Given request. Set the data down again, exactly as it reads, but without the pictures.

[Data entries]
[start]

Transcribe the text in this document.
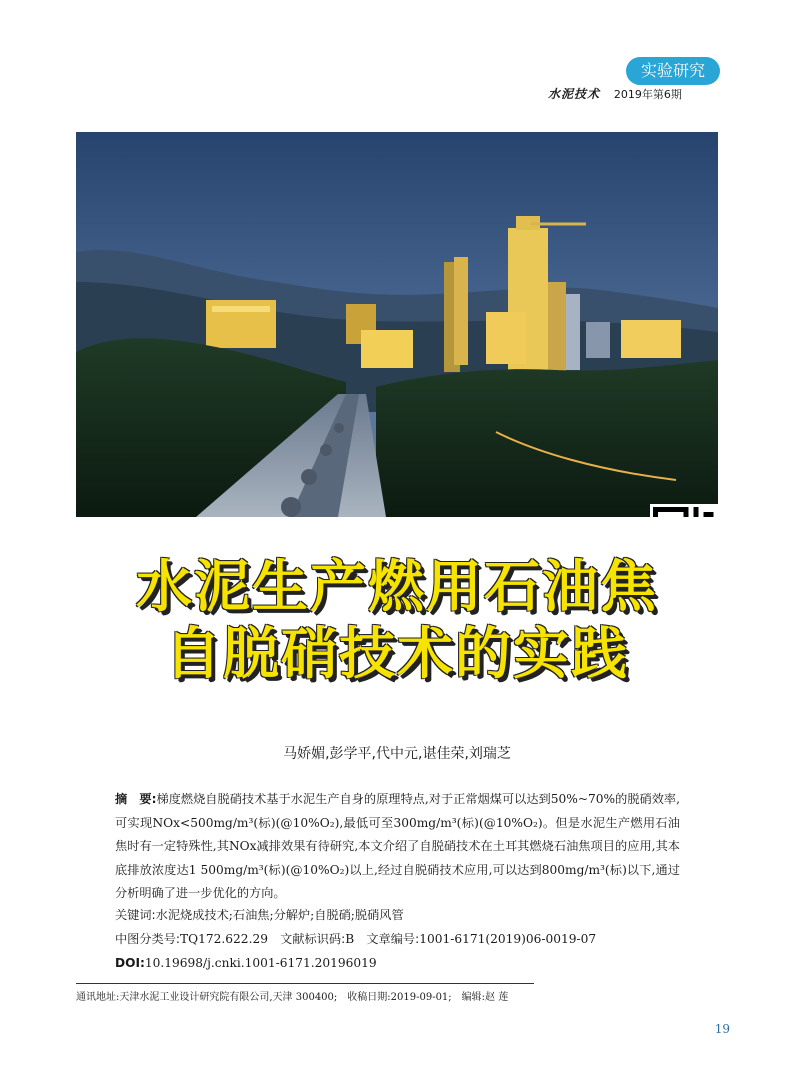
实验研究
水泥技术 2019年第6期
水泥生产燃用石油焦
自脱硝技术的实践
马娇媚,彭学平,代中元,谌佳荣,刘瑞芝
摘　要:梯度燃烧自脱硝技术基于水泥生产自身的原理特点,对于正常烟煤可以达到50%~70%的脱硝效率,可实现NOx<500mg/m³(标)(@10%O₂),最低可至300mg/m³(标)(@10%O₂)。但是水泥生产燃用石油焦时有一定特殊性,其NOx减排效果有待研究,本文介绍了自脱硝技术在土耳其燃烧石油焦项目的应用,其本底排放浓度达1 500mg/m³(标)(@10%O₂)以上,经过自脱硝技术应用,可以达到800mg/m³(标)以下,通过分析明确了进一步优化的方向。
关键词:水泥烧成技术;石油焦;分解炉;自脱硝;脱硝风管
中图分类号:TQ172.622.29  文献标识码:B  文章编号:1001-6171(2019)06-0019-07
DOI:10.19698/j.cnki.1001-6171.20196019
通讯地址:天津水泥工业设计研究院有限公司,天津 300400;　收稿日期:2019-09-01;　编辑:赵 莲
19
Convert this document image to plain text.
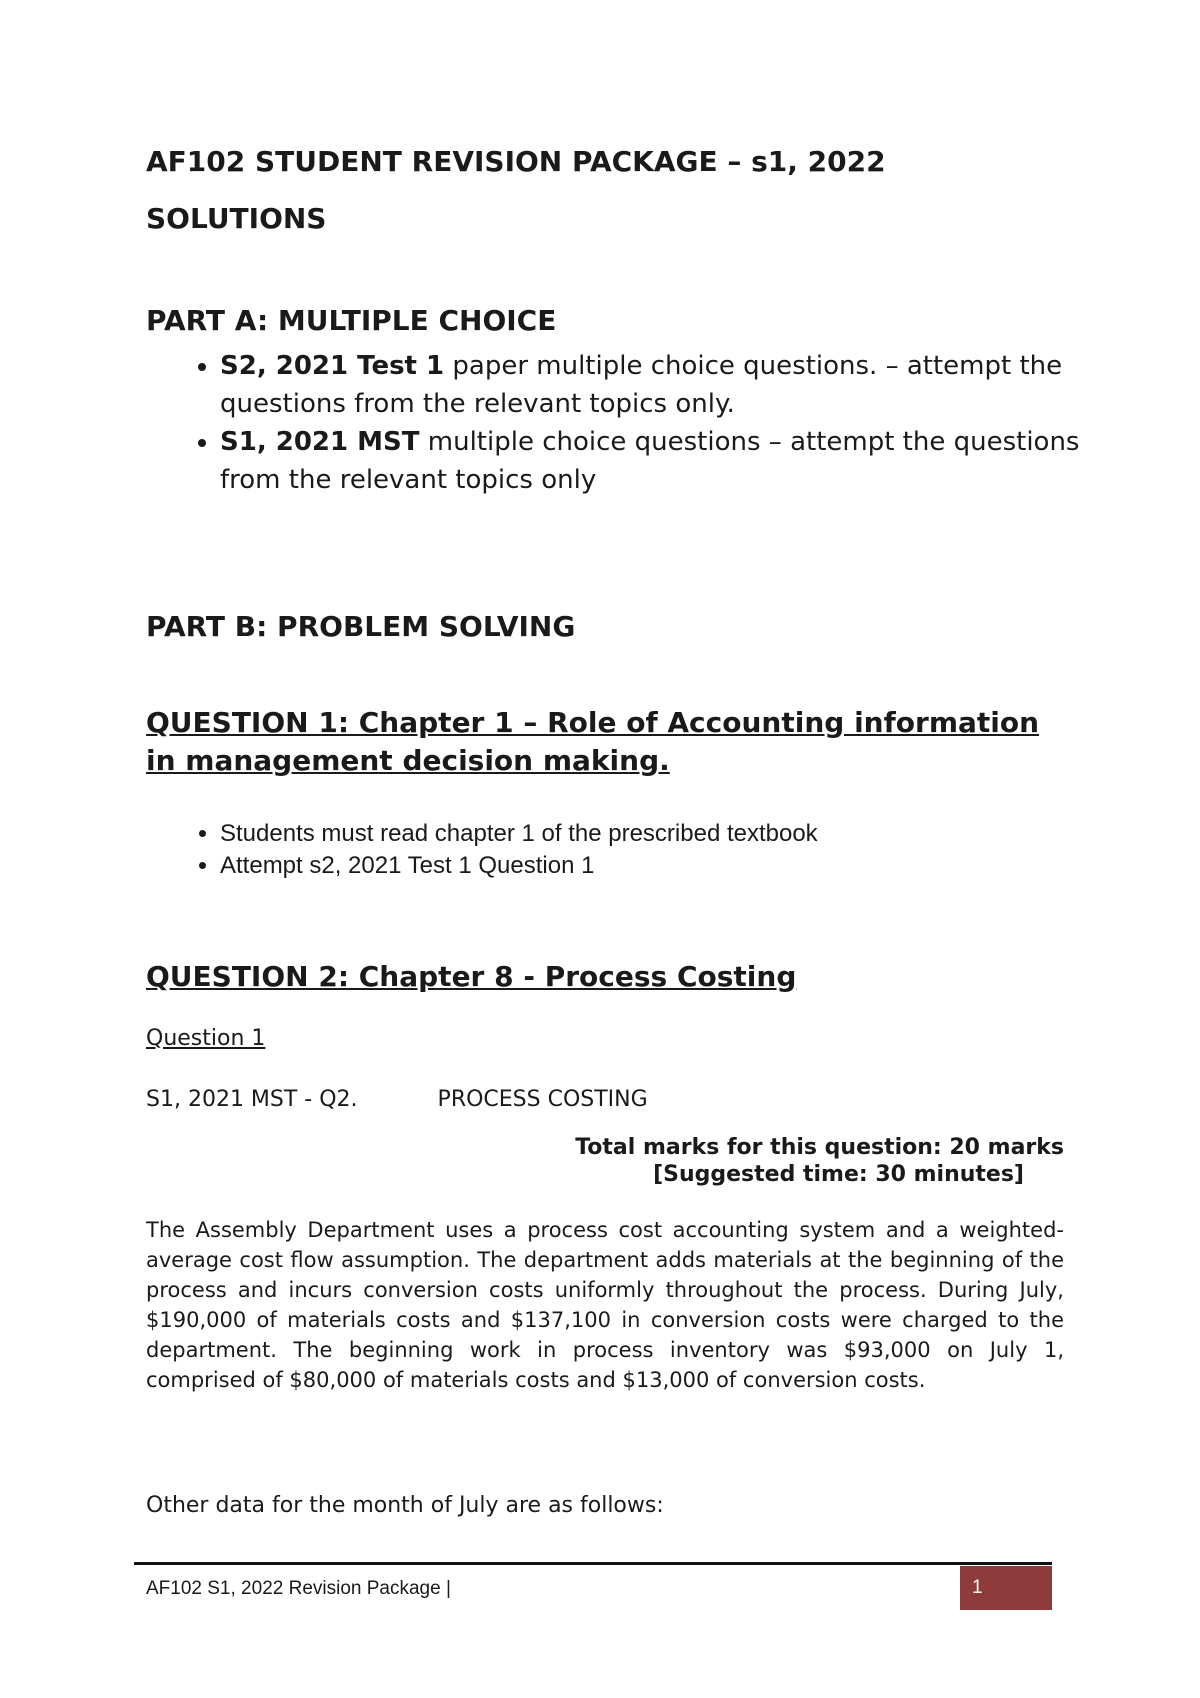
AF102 STUDENT REVISION PACKAGE – s1, 2022
SOLUTIONS
PART A: MULTIPLE CHOICE
• S2, 2021 Test 1 paper multiple choice questions. – attempt the questions from the relevant topics only.
• S1, 2021 MST multiple choice questions – attempt the questions from the relevant topics only
PART B: PROBLEM SOLVING
QUESTION 1: Chapter 1 – Role of Accounting information in management decision making.
• Students must read chapter 1 of the prescribed textbook
• Attempt s2, 2021 Test 1 Question 1
QUESTION 2: Chapter 8 - Process Costing
Question 1
S1, 2021 MST - Q2.	PROCESS COSTING
Total marks for this question: 20 marks
[Suggested time: 30 minutes]
The Assembly Department uses a process cost accounting system and a weighted-average cost flow assumption. The department adds materials at the beginning of the process and incurs conversion costs uniformly throughout the process. During July, $190,000 of materials costs and $137,100 in conversion costs were charged to the department. The beginning work in process inventory was $93,000 on July 1, comprised of $80,000 of materials costs and $13,000 of conversion costs.
Other data for the month of July are as follows:
AF102 S1, 2022 Revision Package |	1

[end]

Task response.
Transcribe the text in this document.
实验研究
水泥技术 2019年第6期
水泥生产燃用石油焦
自脱硝技术的实践
马娇媚,彭学平,代中元,谌佳荣,刘瑞芝
摘　要:梯度燃烧自脱硝技术基于水泥生产自身的原理特点,对于正常烟煤可以达到50%~70%的脱硝效率,可实现NOx<500mg/m³(标)(@10%O₂),最低可至300mg/m³(标)(@10%O₂)。但是水泥生产燃用石油焦时有一定特殊性,其NOx减排效果有待研究,本文介绍了自脱硝技术在土耳其燃烧石油焦项目的应用,其本底排放浓度达1 500mg/m³(标)(@10%O₂)以上,经过自脱硝技术应用,可以达到800mg/m³(标)以下,通过分析明确了进一步优化的方向。
关键词:水泥烧成技术;石油焦;分解炉;自脱硝;脱硝风管
中图分类号:TQ172.622.29  文献标识码:B  文章编号:1001-6171(2019)06-0019-07
DOI:10.19698/j.cnki.1001-6171.20196019
通讯地址:天津水泥工业设计研究院有限公司,天津 300400;　收稿日期:2019-09-01;　编辑:赵 莲
19
Convert this document image to plain text.
AF102 STUDENT REVISION PACKAGE – s1, 2022
SOLUTIONS
PART A: MULTIPLE CHOICE
• S2, 2021 Test 1 paper multiple choice questions. – attempt the questions from the relevant topics only.
• S1, 2021 MST multiple choice questions – attempt the questions from the relevant topics only
PART B: PROBLEM SOLVING
QUESTION 1: Chapter 1 – Role of Accounting information in management decision making.
• Students must read chapter 1 of the prescribed textbook
• Attempt s2, 2021 Test 1 Question 1
QUESTION 2: Chapter 8 - Process Costing
Question 1
S1, 2021 MST - Q2.	PROCESS COSTING
Total marks for this question: 20 marks
[Suggested time: 30 minutes]
The Assembly Department uses a process cost accounting system and a weighted-average cost flow assumption. The department adds materials at the beginning of the process and incurs conversion costs uniformly throughout the process. During July, $190,000 of materials costs and $137,100 in conversion costs were charged to the department. The beginning work in process inventory was $93,000 on July 1, comprised of $80,000 of materials costs and $13,000 of conversion costs.
Other data for the month of July are as follows:
AF102 S1, 2022 Revision Package |	1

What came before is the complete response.